* **GIVEN EXERCISE**: Check every line of the data below for the string "They", and copy the ones that hold it.

Saved entries:
━━━
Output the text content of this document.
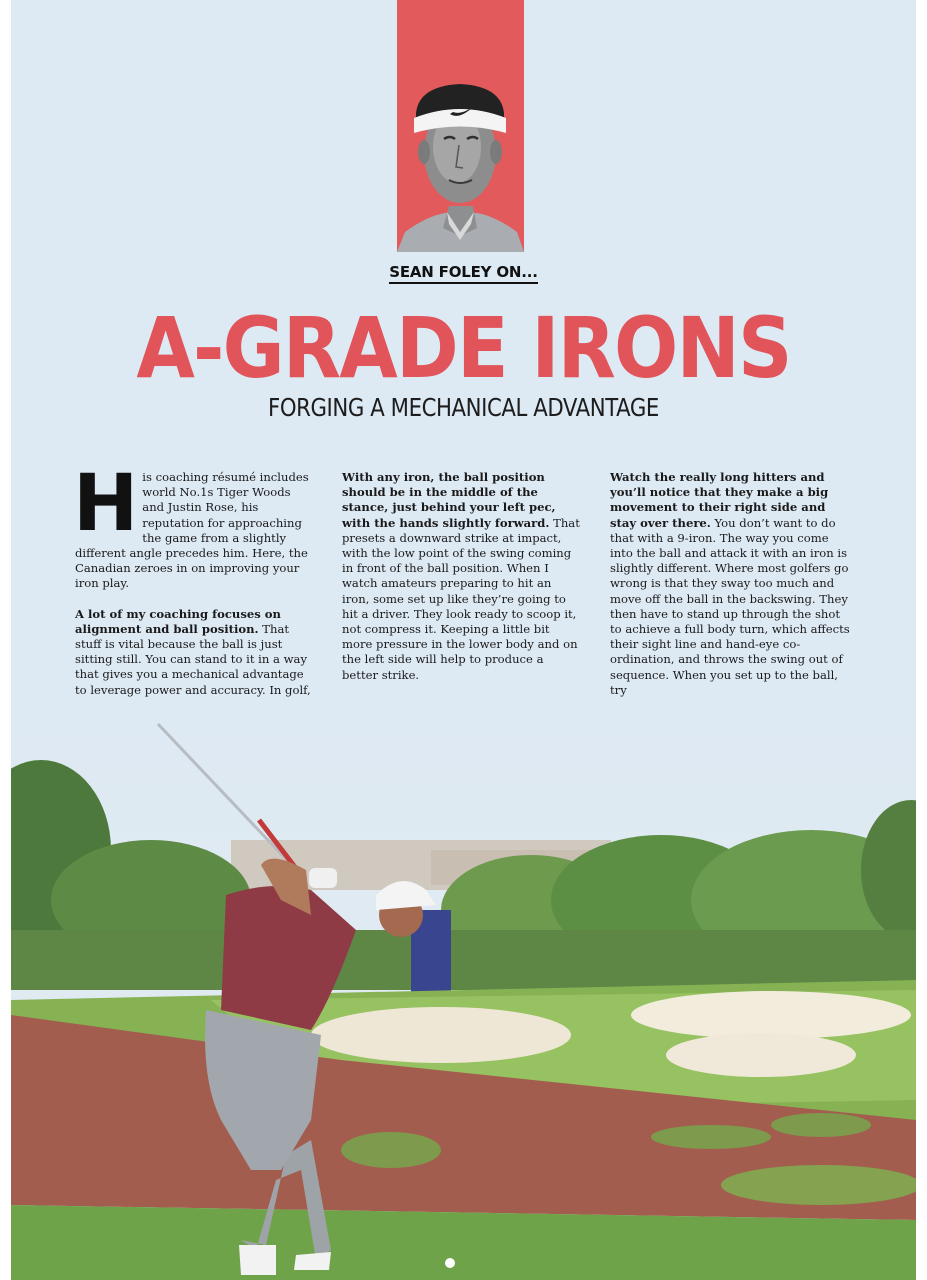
SEAN FOLEY ON...
A-GRADE IRONS
FORGING A MECHANICAL ADVANTAGE

His coaching résumé includes world No.1s Tiger Woods and Justin Rose, his reputation for approaching the game from a slightly different angle precedes him. Here, the Canadian zeroes in on improving your iron play.

A lot of my coaching focuses on alignment and ball position. That stuff is vital because the ball is just sitting still. You can stand to it in a way that gives you a mechanical advantage to leverage power and accuracy. In golf,

With any iron, the ball position should be in the middle of the stance, just behind your left pec, with the hands slightly forward. That presets a downward strike at impact, with the low point of the swing coming in front of the ball position. When I watch amateurs preparing to hit an iron, some set up like they’re going to hit a driver. They look ready to scoop it, not compress it. Keeping a little bit more pressure in the lower body and on the left side will help to produce a better strike.

Watch the really long hitters and you’ll notice that they make a big movement to their right side and stay over there. You don’t want to do that with a 9-iron. The way you come into the ball and attack it with an iron is slightly different. Where most golfers go wrong is that they sway too much and move off the ball in the backswing. They then have to stand up through the shot to achieve a full body turn, which affects their sight line and hand-eye co-ordination, and throws the swing out of sequence. When you set up to the ball, try
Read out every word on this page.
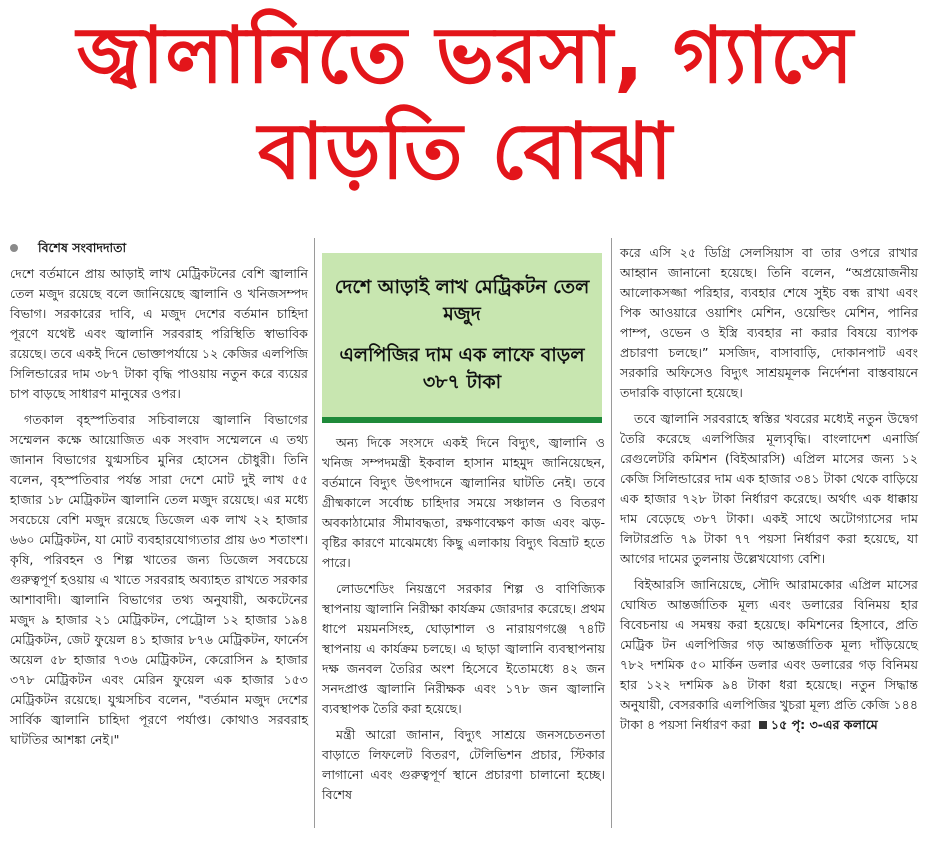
জ্বালানিতে ভরসা, গ্যাসে
বাড়তি বোঝা

বিশেষ সংবাদদাতা

দেশে বর্তমানে প্রায় আড়াই লাখ মেট্রিকটনের বেশি জ্বালানি তেল মজুদ রয়েছে বলে জানিয়েছে জ্বালানি ও খনিজসম্পদ বিভাগ। সরকারের দাবি, এ মজুদ দেশের বর্তমান চাহিদা পূরণে যথেষ্ট এবং জ্বালানি সরবরাহ পরিস্থিতি স্বাভাবিক রয়েছে। তবে একই দিনে ভোক্তাপর্যায়ে ১২ কেজির এলপিজি সিলিন্ডারের দাম ৩৮৭ টাকা বৃদ্ধি পাওয়ায় নতুন করে ব্যয়ের চাপ বাড়ছে সাধারণ মানুষের ওপর।

গতকাল বৃহস্পতিবার সচিবালয়ে জ্বালানি বিভাগের সম্মেলন কক্ষে আয়োজিত এক সংবাদ সম্মেলনে এ তথ্য জানান বিভাগের যুগ্মসচিব মুনির হোসেন চৌধুরী। তিনি বলেন, বৃহস্পতিবার পর্যন্ত সারা দেশে মোট দুই লাখ ৫৫ হাজার ১৮ মেট্রিকটন জ্বালানি তেল মজুদ রয়েছে। এর মধ্যে সবচেয়ে বেশি মজুদ রয়েছে ডিজেল এক লাখ ২২ হাজার ৬৬০ মেট্রিকটন, যা মোট ব্যবহারযোগ্যতার প্রায় ৬৩ শতাংশ। কৃষি, পরিবহন ও শিল্প খাতের জন্য ডিজেল সবচেয়ে গুরুত্বপূর্ণ হওয়ায় এ খাতে সরবরাহ অব্যাহত রাখতে সরকার আশাবাদী। জ্বালানি বিভাগের তথ্য অনুযায়ী, অকটেনের মজুদ ৯ হাজার ২১ মেট্রিকটন, পেট্রোল ১২ হাজার ১৯৪ মেট্রিকটন, জেট ফুয়েল ৪১ হাজার ৮৭৬ মেট্রিকটন, ফার্নেস অয়েল ৫৮ হাজার ৭৩৬ মেট্রিকটন, কেরোসিন ৯ হাজার ৩৭৮ মেট্রিকটন এবং মেরিন ফুয়েল এক হাজার ১৫৩ মেট্রিকটন রয়েছে। যুগ্মসচিব বলেন, "বর্তমান মজুদ দেশের সার্বিক জ্বালানি চাহিদা পূরণে পর্যাপ্ত। কোথাও সরবরাহ ঘাটতির আশঙ্কা নেই।"

দেশে আড়াই লাখ মেট্রিকটন তেল মজুদ
এলপিজির দাম এক লাফে বাড়ল ৩৮৭ টাকা

অন্য দিকে সংসদে একই দিনে বিদ্যুৎ, জ্বালানি ও খনিজ সম্পদমন্ত্রী ইকবাল হাসান মাহমুদ জানিয়েছেন, বর্তমানে বিদ্যুৎ উৎপাদনে জ্বালানির ঘাটতি নেই। তবে গ্রীষ্মকালে সর্বোচ্চ চাহিদার সময়ে সঞ্চালন ও বিতরণ অবকাঠামোর সীমাবদ্ধতা, রক্ষণাবেক্ষণ কাজ এবং ঝড়-বৃষ্টির কারণে মাঝেমধ্যে কিছু এলাকায় বিদ্যুৎ বিভ্রাট হতে পারে।

লোডশেডিং নিয়ন্ত্রণে সরকার শিল্প ও বাণিজ্যিক স্থাপনায় জ্বালানি নিরীক্ষা কার্যক্রম জোরদার করেছে। প্রথম ধাপে ময়মনসিংহ, ঘোড়াশাল ও নারায়ণগঞ্জে ৭৪টি স্থাপনায় এ কার্যক্রম চলছে। এ ছাড়া জ্বালানি ব্যবস্থাপনায় দক্ষ জনবল তৈরির অংশ হিসেবে ইতোমধ্যে ৪২ জন সনদপ্রাপ্ত জ্বালানি নিরীক্ষক এবং ১৭৮ জন জ্বালানি ব্যবস্থাপক তৈরি করা হয়েছে।

মন্ত্রী আরো জানান, বিদ্যুৎ সাশ্রয়ে জনসচেতনতা বাড়াতে লিফলেট বিতরণ, টেলিভিশন প্রচার, স্টিকার লাগানো এবং গুরুত্বপূর্ণ স্থানে প্রচারণা চালানো হচ্ছে। বিশেষ

করে এসি ২৫ ডিগ্রি সেলসিয়াস বা তার ওপরে রাখার আহ্বান জানানো হয়েছে। তিনি বলেন, “অপ্রয়োজনীয় আলোকসজ্জা পরিহার, ব্যবহার শেষে সুইচ বন্ধ রাখা এবং পিক আওয়ারে ওয়াশিং মেশিন, ওয়েল্ডিং মেশিন, পানির পাম্প, ওভেন ও ইস্ত্রি ব্যবহার না করার বিষয়ে ব্যাপক প্রচারণা চলছে।” মসজিদ, বাসাবাড়ি, দোকানপাট এবং সরকারি অফিসেও বিদ্যুৎ সাশ্রয়মূলক নির্দেশনা বাস্তবায়নে তদারকি বাড়ানো হয়েছে।

তবে জ্বালানি সরবরাহে স্বস্তির খবরের মধ্যেই নতুন উদ্বেগ তৈরি করেছে এলপিজির মূল্যবৃদ্ধি। বাংলাদেশ এনার্জি রেগুলেটরি কমিশন (বিইআরসি) এপ্রিল মাসের জন্য ১২ কেজি সিলিন্ডারের দাম এক হাজার ৩৪১ টাকা থেকে বাড়িয়ে এক হাজার ৭২৮ টাকা নির্ধারণ করেছে। অর্থাৎ এক ধাক্কায় দাম বেড়েছে ৩৮৭ টাকা। একই সাথে অটোগ্যাসের দাম লিটারপ্রতি ৭৯ টাকা ৭৭ পয়সা নির্ধারণ করা হয়েছে, যা আগের দামের তুলনায় উল্লেখযোগ্য বেশি।

বিইআরসি জানিয়েছে, সৌদি আরামকোর এপ্রিল মাসের ঘোষিত আন্তর্জাতিক মূল্য এবং ডলারের বিনিময় হার বিবেচনায় এ সমন্বয় করা হয়েছে। কমিশনের হিসাবে, প্রতি মেট্রিক টন এলপিজির গড় আন্তর্জাতিক মূল্য দাঁড়িয়েছে ৭৮২ দশমিক ৫০ মার্কিন ডলার এবং ডলারের গড় বিনিময় হার ১২২ দশমিক ৯৪ টাকা ধরা হয়েছে। নতুন সিদ্ধান্ত অনুযায়ী, বেসরকারি এলপিজির খুচরা মূল্য প্রতি কেজি ১৪৪ টাকা ৪ পয়সা নির্ধারণ করা ১৫ পৃ: ৩-এর কলামে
━━━
* **FINAL RESULT**:
With any iron, the ball position should be in the middle of the stance, just behind your left pec, with the hands slightly forward. That presets a downward strike at impact, with the low point of the swing coming in front of the ball position. When I watch amateurs preparing to hit an iron, some set up like they’re going to hit a driver. They look ready to scoop it, not compress it. Keeping a little bit more pressure in the lower body and on the left side will help to produce a better strike.
Watch the really long hitters and you’ll notice that they make a big movement to their right side and stay over there. You don’t want to do that with a 9-iron. The way you come into the ball and attack it with an iron is slightly different. Where most golfers go wrong is that they sway too much and move off the ball in the backswing. They then have to stand up through the shot to achieve a full body turn, which affects their sight line and hand-eye co-ordination, and throws the swing out of sequence. When you set up to the ball, try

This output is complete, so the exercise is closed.